----- SOURCE MATERIAL -----
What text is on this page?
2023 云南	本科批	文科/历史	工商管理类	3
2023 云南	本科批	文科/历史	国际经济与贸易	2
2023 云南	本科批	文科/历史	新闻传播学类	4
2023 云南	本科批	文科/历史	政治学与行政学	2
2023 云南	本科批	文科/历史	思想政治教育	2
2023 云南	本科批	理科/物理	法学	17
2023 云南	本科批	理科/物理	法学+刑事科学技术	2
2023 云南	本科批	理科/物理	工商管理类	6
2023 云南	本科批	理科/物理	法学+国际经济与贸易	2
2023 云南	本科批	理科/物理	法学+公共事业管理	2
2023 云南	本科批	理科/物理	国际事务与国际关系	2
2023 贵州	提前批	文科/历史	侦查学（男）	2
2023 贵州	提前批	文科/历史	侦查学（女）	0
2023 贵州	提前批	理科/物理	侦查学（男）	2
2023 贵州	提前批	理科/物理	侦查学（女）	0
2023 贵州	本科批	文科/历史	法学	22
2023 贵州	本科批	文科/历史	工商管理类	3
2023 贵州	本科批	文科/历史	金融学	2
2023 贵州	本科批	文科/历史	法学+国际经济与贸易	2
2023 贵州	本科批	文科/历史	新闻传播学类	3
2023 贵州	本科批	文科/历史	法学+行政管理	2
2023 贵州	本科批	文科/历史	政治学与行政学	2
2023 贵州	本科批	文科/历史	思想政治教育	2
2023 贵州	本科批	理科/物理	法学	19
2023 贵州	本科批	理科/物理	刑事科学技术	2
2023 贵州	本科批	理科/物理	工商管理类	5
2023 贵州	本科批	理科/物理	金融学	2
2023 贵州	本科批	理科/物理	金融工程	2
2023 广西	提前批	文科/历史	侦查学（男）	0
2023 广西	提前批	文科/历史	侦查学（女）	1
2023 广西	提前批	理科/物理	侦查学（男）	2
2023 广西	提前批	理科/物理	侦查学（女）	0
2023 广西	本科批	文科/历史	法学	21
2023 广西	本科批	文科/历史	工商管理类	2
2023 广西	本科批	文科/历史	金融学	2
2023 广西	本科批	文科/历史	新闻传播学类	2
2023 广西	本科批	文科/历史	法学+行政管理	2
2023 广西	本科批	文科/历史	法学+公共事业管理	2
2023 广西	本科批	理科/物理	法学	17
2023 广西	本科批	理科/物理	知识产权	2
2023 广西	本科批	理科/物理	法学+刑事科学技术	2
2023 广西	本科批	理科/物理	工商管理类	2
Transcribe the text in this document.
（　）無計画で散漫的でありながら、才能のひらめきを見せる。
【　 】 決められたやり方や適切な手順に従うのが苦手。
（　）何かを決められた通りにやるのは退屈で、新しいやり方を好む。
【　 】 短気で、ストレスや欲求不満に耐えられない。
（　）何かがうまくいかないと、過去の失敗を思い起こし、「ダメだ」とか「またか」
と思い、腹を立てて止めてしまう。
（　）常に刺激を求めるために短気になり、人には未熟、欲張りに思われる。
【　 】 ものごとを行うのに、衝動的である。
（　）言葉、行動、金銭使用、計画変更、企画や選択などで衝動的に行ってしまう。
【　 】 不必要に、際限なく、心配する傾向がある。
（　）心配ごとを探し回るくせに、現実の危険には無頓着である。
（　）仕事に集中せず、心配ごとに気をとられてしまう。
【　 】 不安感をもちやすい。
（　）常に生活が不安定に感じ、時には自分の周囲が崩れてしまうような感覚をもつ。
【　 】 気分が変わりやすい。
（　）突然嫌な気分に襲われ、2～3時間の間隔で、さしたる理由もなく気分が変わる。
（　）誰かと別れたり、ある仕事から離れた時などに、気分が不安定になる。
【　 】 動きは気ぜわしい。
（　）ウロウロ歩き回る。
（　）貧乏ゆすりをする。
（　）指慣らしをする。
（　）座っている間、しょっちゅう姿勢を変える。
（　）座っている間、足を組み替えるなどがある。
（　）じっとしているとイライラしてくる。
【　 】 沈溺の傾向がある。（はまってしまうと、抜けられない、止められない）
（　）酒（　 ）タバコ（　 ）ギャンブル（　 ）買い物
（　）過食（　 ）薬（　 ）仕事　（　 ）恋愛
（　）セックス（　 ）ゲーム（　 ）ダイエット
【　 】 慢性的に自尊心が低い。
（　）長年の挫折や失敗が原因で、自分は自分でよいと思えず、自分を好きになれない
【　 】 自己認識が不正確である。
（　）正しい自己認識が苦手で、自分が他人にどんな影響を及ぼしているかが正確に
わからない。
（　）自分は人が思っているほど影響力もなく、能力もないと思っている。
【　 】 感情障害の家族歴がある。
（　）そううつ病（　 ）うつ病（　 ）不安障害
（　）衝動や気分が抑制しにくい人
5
-----
▸ **THE REQUEST**
Identify lines with the string "刑事科学技术". Copy each one.

▸ **ANSWER**
2023 云南	本科批	理科/物理	法学+刑事科学技术	2
2023 贵州	本科批	理科/物理	刑事科学技术	2
2023 广西	本科批	理科/物理	法学+刑事科学技术	2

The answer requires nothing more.